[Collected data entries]
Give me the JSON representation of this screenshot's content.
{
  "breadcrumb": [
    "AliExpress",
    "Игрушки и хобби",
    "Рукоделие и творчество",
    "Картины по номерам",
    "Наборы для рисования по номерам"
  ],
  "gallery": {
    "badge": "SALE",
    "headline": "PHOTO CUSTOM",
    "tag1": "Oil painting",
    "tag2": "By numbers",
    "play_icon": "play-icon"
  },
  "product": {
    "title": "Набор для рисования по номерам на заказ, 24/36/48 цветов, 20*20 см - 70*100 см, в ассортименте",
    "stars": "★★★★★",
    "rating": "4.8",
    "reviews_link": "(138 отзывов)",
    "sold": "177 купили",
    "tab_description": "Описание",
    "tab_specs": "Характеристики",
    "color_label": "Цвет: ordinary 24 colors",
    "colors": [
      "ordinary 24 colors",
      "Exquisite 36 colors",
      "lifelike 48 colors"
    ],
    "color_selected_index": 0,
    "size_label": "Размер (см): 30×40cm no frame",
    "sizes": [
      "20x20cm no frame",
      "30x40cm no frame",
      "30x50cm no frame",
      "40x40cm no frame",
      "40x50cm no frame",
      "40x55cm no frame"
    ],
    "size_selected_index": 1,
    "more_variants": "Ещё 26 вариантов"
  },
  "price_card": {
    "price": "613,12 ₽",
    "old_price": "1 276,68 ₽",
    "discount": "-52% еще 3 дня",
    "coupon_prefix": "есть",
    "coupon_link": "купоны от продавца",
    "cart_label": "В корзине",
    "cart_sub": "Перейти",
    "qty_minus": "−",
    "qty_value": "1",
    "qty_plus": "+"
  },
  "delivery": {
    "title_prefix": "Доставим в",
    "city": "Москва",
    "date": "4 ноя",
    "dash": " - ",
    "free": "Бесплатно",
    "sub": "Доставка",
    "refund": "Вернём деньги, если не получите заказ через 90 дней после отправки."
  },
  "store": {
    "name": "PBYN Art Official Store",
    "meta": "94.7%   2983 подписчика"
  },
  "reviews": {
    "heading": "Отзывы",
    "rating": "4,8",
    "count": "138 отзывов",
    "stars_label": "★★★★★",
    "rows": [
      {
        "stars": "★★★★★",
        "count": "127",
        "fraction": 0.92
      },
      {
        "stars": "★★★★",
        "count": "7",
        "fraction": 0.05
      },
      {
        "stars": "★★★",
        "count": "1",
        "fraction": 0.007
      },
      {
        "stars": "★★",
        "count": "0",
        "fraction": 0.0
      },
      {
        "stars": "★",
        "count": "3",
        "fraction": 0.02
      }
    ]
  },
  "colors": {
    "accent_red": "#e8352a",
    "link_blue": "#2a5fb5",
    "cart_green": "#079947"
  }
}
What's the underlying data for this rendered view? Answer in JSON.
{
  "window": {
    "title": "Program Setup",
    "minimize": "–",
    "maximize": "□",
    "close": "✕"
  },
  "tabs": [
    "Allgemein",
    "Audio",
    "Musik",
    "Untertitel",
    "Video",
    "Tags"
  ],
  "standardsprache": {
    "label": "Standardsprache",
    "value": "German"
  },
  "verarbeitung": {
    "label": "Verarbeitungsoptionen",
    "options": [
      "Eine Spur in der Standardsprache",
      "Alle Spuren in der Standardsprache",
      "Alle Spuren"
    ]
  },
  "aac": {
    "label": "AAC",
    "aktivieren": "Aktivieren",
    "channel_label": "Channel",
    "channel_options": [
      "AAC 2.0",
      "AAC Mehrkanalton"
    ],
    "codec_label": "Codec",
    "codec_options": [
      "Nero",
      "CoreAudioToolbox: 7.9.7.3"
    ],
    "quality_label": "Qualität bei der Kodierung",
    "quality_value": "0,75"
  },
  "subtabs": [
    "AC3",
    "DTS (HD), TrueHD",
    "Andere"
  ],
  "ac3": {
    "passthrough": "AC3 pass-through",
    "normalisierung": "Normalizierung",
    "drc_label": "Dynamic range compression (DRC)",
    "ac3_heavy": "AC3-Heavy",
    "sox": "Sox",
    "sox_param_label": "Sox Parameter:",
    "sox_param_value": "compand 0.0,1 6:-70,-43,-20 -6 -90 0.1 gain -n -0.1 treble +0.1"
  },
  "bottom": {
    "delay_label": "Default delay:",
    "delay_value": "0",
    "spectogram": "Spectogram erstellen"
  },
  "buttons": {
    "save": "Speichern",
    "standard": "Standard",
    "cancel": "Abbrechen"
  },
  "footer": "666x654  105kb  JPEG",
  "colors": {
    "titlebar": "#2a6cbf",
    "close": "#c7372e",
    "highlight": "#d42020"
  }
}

● **Set task**
Output every record above exactly as it appears.

● **Written response**
Give me the JSON representation of this screenshot's content.
{
  "breadcrumb": [
    "AliExpress",
    "Игрушки и хобби",
    "Рукоделие и творчество",
    "Картины по номерам",
    "Наборы для рисования по номерам"
  ],
  "gallery": {
    "badge": "SALE",
    "headline": "PHOTO CUSTOM",
    "tag1": "Oil painting",
    "tag2": "By numbers",
    "play_icon": "play-icon"
  },
  "product": {
    "title": "Набор для рисования по номерам на заказ, 24/36/48 цветов, 20*20 см - 70*100 см, в ассортименте",
    "stars": "★★★★★",
    "rating": "4.8",
    "reviews_link": "(138 отзывов)",
    "sold": "177 купили",
    "tab_description": "Описание",
    "tab_specs": "Характеристики",
    "color_label": "Цвет: ordinary 24 colors",
    "colors": [
      "ordinary 24 colors",
      "Exquisite 36 colors",
      "lifelike 48 colors"
    ],
    "color_selected_index": 0,
    "size_label": "Размер (см): 30×40cm no frame",
    "sizes": [
      "20x20cm no frame",
      "30x40cm no frame",
      "30x50cm no frame",
      "40x40cm no frame",
      "40x50cm no frame",
      "40x55cm no frame"
    ],
    "size_selected_index": 1,
    "more_variants": "Ещё 26 вариантов"
  },
  "price_card": {
    "price": "613,12 ₽",
    "old_price": "1 276,68 ₽",
    "discount": "-52% еще 3 дня",
    "coupon_prefix": "есть",
    "coupon_link": "купоны от продавца",
    "cart_label": "В корзине",
    "cart_sub": "Перейти",
    "qty_minus": "−",
    "qty_value": "1",
    "qty_plus": "+"
  },
  "delivery": {
    "title_prefix": "Доставим в",
    "city": "Москва",
    "date": "4 ноя",
    "dash": " - ",
    "free": "Бесплатно",
    "sub": "Доставка",
    "refund": "Вернём деньги, если не получите заказ через 90 дней после отправки."
  },
  "store": {
    "name": "PBYN Art Official Store",
    "meta": "94.7%   2983 подписчика"
  },
  "reviews": {
    "heading": "Отзывы",
    "rating": "4,8",
    "count": "138 отзывов",
    "stars_label": "★★★★★",
    "rows": [
      {
        "stars": "★★★★★",
        "count": "127",
        "fraction": 0.92
      },
      {
        "stars": "★★★★",
        "count": "7",
        "fraction": 0.05
      },
      {
        "stars": "★★★",
        "count": "1",
        "fraction": 0.007
      },
      {
        "stars": "★★",
        "count": "0",
        "fraction": 0.0
      },
      {
        "stars": "★",
        "count": "3",
        "fraction": 0.02
      }
    ]
  },
  "colors": {
    "accent_red": "#e8352a",
    "link_blue": "#2a5fb5",
    "cart_green": "#079947"
  }
}
What's the underlying data for this rendered view? Answer in JSON.
{
  "window": {
    "title": "Program Setup",
    "minimize": "–",
    "maximize": "□",
    "close": "✕"
  },
  "tabs": [
    "Allgemein",
    "Audio",
    "Musik",
    "Untertitel",
    "Video",
    "Tags"
  ],
  "standardsprache": {
    "label": "Standardsprache",
    "value": "German"
  },
  "verarbeitung": {
    "label": "Verarbeitungsoptionen",
    "options": [
      "Eine Spur in der Standardsprache",
      "Alle Spuren in der Standardsprache",
      "Alle Spuren"
    ]
  },
  "aac": {
    "label": "AAC",
    "aktivieren": "Aktivieren",
    "channel_label": "Channel",
    "channel_options": [
      "AAC 2.0",
      "AAC Mehrkanalton"
    ],
    "codec_label": "Codec",
    "codec_options": [
      "Nero",
      "CoreAudioToolbox: 7.9.7.3"
    ],
    "quality_label": "Qualität bei der Kodierung",
    "quality_value": "0,75"
  },
  "subtabs": [
    "AC3",
    "DTS (HD), TrueHD",
    "Andere"
  ],
  "ac3": {
    "passthrough": "AC3 pass-through",
    "normalisierung": "Normalizierung",
    "drc_label": "Dynamic range compression (DRC)",
    "ac3_heavy": "AC3-Heavy",
    "sox": "Sox",
    "sox_param_label": "Sox Parameter:",
    "sox_param_value": "compand 0.0,1 6:-70,-43,-20 -6 -90 0.1 gain -n -0.1 treble +0.1"
  },
  "bottom": {
    "delay_label": "Default delay:",
    "delay_value": "0",
    "spectogram": "Spectogram erstellen"
  },
  "buttons": {
    "save": "Speichern",
    "standard": "Standard",
    "cancel": "Abbrechen"
  },
  "footer": "666x654  105kb  JPEG",
  "colors": {
    "titlebar": "#2a6cbf",
    "close": "#c7372e",
    "highlight": "#d42020"
  }
}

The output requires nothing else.